What is expected —
Each line containing the word "Normopeso" must be reported.

(Dataset records on visual material)
▶

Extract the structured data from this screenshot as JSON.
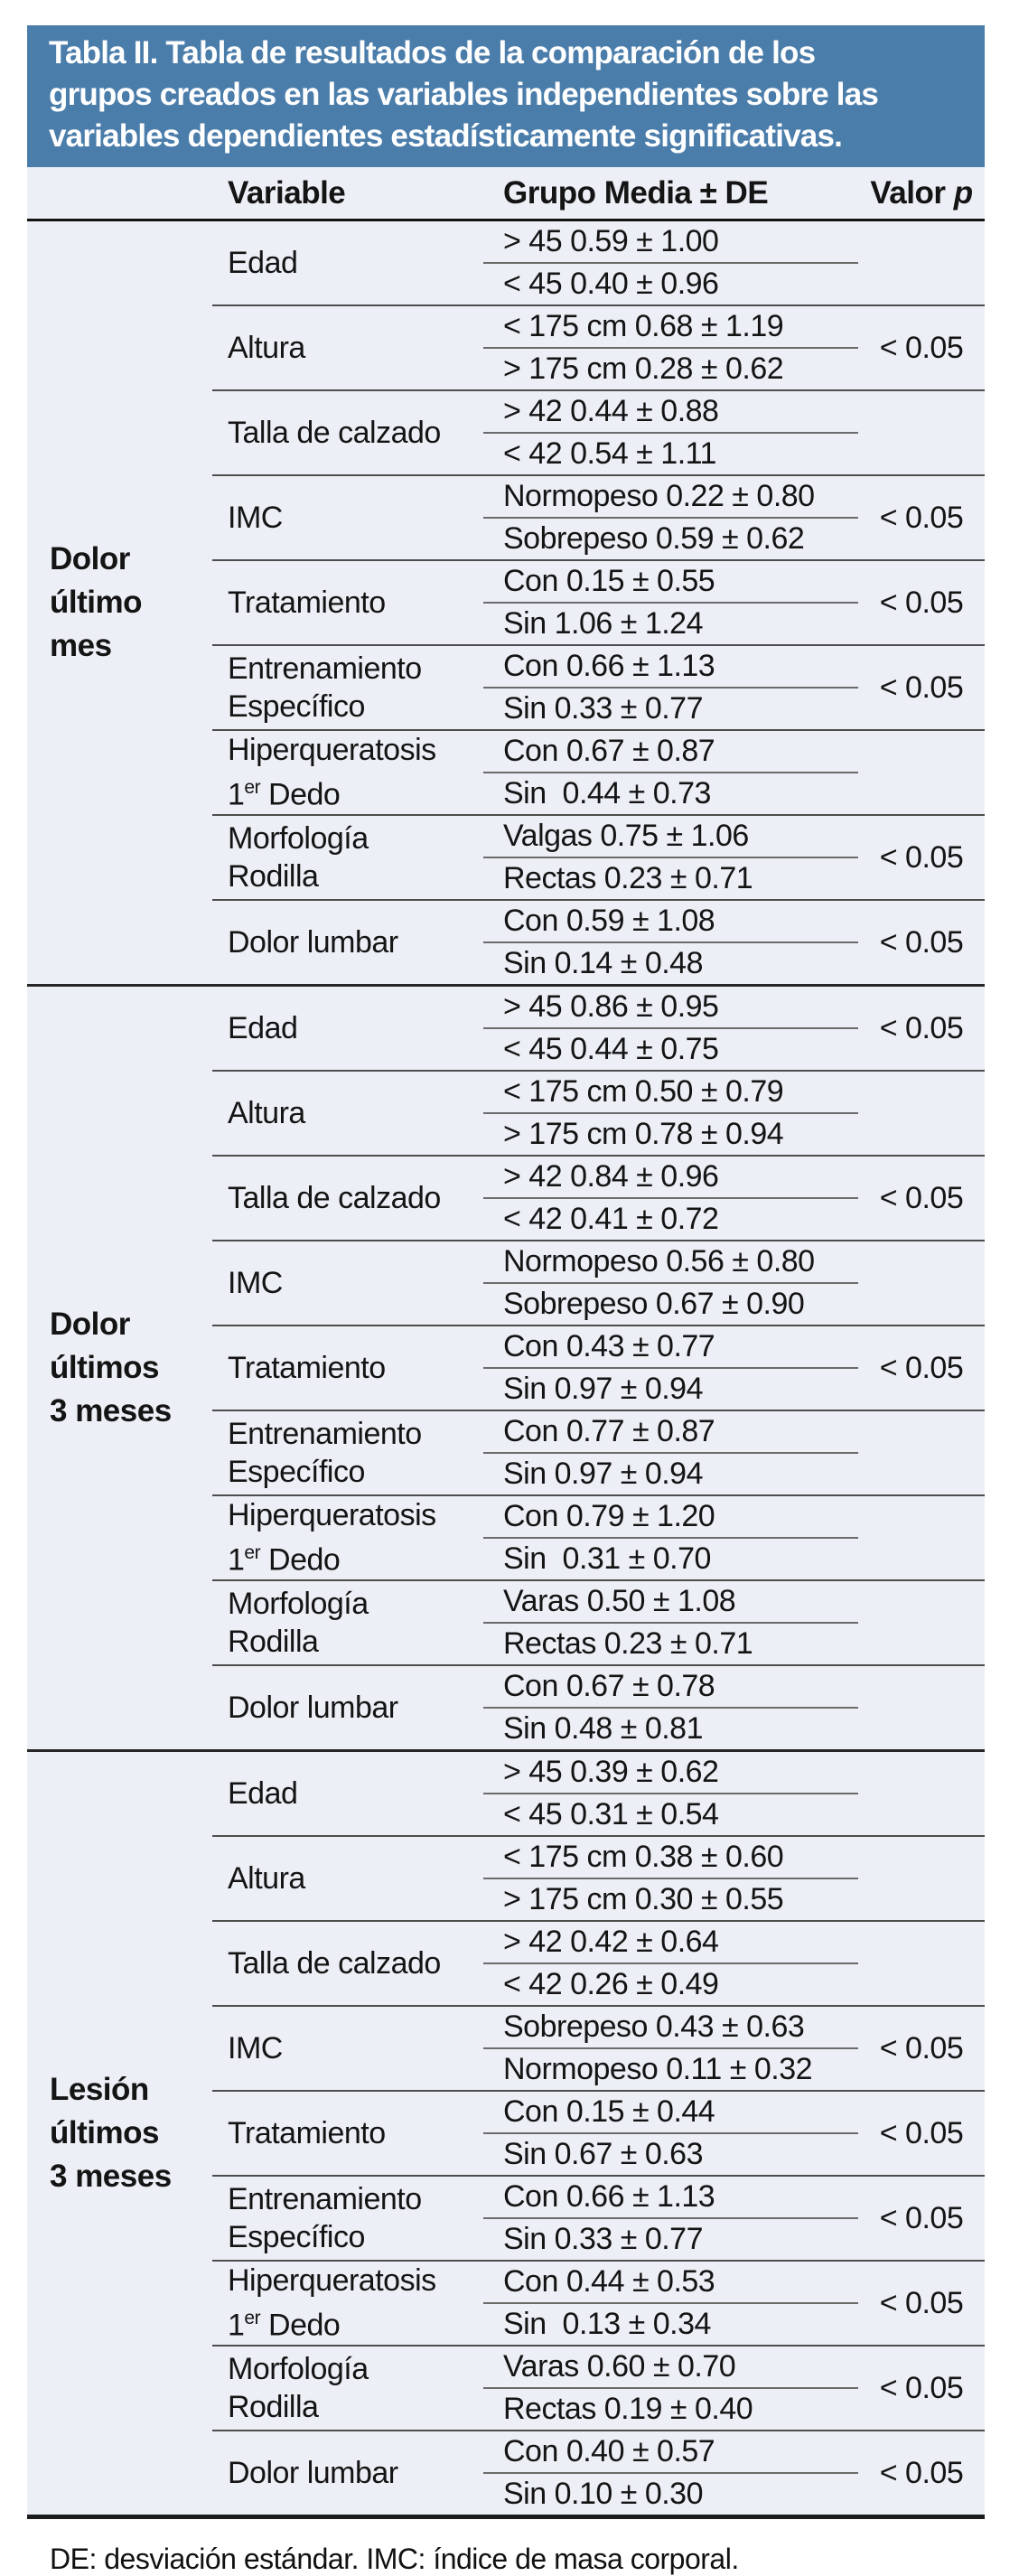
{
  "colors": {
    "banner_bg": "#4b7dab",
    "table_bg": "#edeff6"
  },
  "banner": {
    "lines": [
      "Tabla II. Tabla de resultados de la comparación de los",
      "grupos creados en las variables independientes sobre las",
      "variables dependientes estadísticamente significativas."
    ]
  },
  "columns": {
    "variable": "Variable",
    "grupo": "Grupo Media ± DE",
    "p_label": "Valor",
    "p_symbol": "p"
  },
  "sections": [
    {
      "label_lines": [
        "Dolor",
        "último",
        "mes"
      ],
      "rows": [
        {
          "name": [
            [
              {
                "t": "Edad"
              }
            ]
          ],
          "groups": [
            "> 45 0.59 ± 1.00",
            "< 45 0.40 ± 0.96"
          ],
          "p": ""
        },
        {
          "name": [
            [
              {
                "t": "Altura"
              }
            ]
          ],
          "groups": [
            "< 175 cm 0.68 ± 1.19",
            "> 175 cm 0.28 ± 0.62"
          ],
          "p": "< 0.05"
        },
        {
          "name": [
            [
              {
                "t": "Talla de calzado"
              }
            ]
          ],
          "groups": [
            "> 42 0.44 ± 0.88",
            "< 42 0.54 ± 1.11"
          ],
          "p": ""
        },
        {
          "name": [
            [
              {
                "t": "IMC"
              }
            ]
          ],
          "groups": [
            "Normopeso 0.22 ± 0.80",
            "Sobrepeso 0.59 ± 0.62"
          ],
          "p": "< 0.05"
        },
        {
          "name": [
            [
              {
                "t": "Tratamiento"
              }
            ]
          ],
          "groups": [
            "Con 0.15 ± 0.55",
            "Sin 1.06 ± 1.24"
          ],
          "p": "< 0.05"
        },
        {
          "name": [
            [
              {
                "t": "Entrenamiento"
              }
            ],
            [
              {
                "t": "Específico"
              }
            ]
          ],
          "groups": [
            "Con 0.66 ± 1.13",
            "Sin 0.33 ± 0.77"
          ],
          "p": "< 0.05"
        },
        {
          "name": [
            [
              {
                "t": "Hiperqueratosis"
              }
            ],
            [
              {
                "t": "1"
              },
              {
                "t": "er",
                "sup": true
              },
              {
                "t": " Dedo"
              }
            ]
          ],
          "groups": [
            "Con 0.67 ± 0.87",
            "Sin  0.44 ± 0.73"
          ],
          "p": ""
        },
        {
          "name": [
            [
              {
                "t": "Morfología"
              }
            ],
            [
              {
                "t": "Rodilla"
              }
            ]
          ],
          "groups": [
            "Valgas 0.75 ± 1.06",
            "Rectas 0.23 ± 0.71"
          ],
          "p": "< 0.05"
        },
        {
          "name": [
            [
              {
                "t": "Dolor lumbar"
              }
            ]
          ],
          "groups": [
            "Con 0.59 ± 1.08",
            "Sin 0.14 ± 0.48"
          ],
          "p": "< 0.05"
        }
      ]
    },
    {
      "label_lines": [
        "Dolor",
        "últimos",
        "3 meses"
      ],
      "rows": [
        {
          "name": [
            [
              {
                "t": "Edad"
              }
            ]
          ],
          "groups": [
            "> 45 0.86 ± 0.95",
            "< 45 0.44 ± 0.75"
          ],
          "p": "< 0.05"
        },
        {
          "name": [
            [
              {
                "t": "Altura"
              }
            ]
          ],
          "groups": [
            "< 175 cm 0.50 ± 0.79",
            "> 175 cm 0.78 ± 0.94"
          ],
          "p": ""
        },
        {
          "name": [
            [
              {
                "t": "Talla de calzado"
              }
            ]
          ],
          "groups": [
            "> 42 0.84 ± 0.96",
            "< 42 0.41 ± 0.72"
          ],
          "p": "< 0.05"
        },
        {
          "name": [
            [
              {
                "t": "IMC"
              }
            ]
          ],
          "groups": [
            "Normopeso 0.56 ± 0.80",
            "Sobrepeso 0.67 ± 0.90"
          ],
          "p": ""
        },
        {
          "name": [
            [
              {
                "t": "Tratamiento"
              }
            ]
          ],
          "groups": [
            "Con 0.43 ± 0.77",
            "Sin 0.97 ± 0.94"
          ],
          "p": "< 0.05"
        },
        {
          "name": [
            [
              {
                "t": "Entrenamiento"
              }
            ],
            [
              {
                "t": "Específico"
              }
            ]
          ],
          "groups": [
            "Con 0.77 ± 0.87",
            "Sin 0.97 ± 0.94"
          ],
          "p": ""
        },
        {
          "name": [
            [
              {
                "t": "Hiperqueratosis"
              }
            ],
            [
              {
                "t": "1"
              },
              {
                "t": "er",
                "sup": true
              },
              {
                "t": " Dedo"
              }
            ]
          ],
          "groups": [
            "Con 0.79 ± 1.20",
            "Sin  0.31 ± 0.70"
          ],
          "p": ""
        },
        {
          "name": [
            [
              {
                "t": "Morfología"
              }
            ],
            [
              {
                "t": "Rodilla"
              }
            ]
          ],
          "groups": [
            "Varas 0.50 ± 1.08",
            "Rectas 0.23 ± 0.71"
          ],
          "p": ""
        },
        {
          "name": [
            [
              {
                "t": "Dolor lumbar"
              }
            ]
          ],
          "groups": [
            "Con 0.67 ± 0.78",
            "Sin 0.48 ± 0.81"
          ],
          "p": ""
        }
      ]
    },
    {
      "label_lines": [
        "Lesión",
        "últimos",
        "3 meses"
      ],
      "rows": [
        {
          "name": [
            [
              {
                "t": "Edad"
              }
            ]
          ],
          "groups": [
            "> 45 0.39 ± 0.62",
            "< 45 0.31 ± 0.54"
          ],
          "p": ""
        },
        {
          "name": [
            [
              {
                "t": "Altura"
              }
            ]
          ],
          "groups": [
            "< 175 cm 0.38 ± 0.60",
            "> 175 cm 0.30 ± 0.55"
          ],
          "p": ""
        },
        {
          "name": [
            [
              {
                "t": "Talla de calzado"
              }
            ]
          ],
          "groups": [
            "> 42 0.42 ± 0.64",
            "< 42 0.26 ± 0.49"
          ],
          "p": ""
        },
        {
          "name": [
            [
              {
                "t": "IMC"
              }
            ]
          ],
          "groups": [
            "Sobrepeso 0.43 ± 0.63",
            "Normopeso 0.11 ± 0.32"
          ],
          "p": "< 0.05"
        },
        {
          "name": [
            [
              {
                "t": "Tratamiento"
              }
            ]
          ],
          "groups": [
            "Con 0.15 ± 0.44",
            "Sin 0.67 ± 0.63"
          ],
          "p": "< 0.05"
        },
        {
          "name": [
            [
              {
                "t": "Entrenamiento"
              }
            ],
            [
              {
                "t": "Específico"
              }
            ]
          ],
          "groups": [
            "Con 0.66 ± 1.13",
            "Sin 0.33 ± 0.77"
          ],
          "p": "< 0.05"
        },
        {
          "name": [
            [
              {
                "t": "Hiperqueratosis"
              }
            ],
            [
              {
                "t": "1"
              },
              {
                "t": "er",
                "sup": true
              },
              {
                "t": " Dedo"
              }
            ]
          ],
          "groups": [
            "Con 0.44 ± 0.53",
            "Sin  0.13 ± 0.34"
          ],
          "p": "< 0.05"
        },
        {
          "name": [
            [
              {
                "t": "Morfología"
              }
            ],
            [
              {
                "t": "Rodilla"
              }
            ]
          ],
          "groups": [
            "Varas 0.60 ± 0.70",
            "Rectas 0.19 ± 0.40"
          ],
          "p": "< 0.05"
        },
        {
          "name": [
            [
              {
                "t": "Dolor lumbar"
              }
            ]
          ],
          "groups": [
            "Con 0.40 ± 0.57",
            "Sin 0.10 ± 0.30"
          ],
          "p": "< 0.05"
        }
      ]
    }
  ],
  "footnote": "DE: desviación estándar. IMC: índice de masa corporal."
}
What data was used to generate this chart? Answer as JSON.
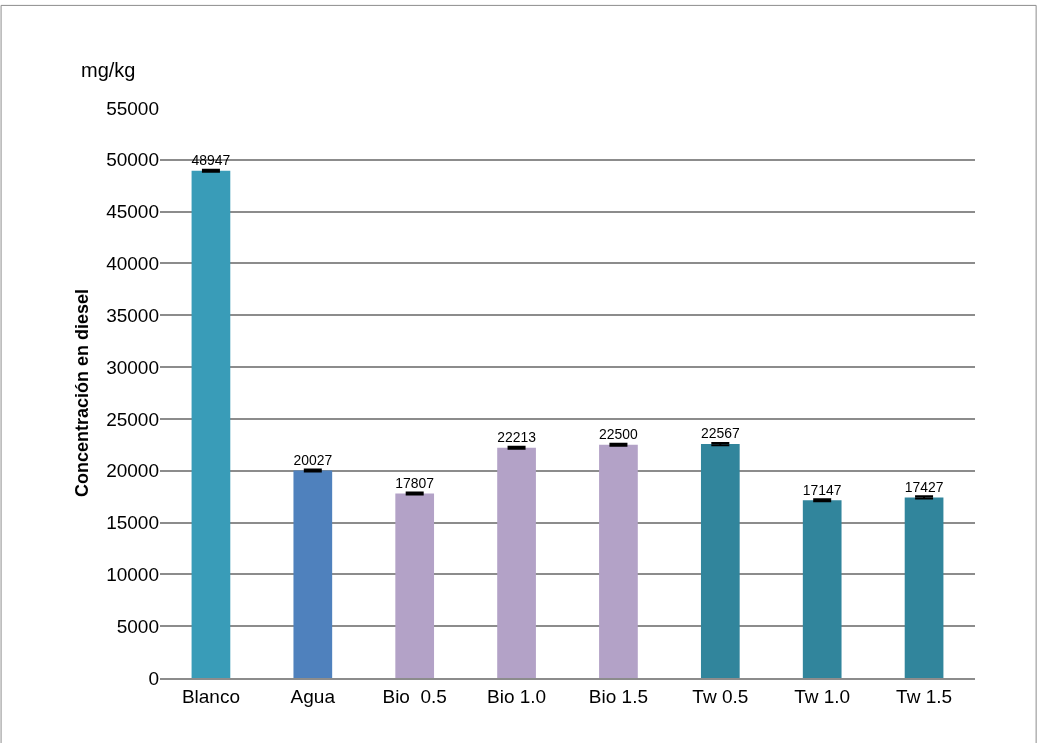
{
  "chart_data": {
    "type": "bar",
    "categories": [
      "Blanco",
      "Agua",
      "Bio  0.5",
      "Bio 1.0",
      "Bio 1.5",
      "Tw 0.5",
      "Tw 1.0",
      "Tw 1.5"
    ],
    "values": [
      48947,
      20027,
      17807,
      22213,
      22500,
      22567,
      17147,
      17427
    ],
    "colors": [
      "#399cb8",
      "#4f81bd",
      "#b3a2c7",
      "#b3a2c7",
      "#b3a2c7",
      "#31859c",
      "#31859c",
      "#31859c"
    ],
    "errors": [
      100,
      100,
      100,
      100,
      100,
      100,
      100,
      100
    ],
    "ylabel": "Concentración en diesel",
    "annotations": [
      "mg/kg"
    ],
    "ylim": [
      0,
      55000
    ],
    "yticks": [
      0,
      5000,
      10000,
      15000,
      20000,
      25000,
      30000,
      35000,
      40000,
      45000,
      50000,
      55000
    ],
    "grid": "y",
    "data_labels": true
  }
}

◀

Result of the exercise —
            "Normopeso 0.22 ± 0.80",
            "Normopeso 0.56 ± 0.80",
            "Normopeso 0.11 ± 0.32"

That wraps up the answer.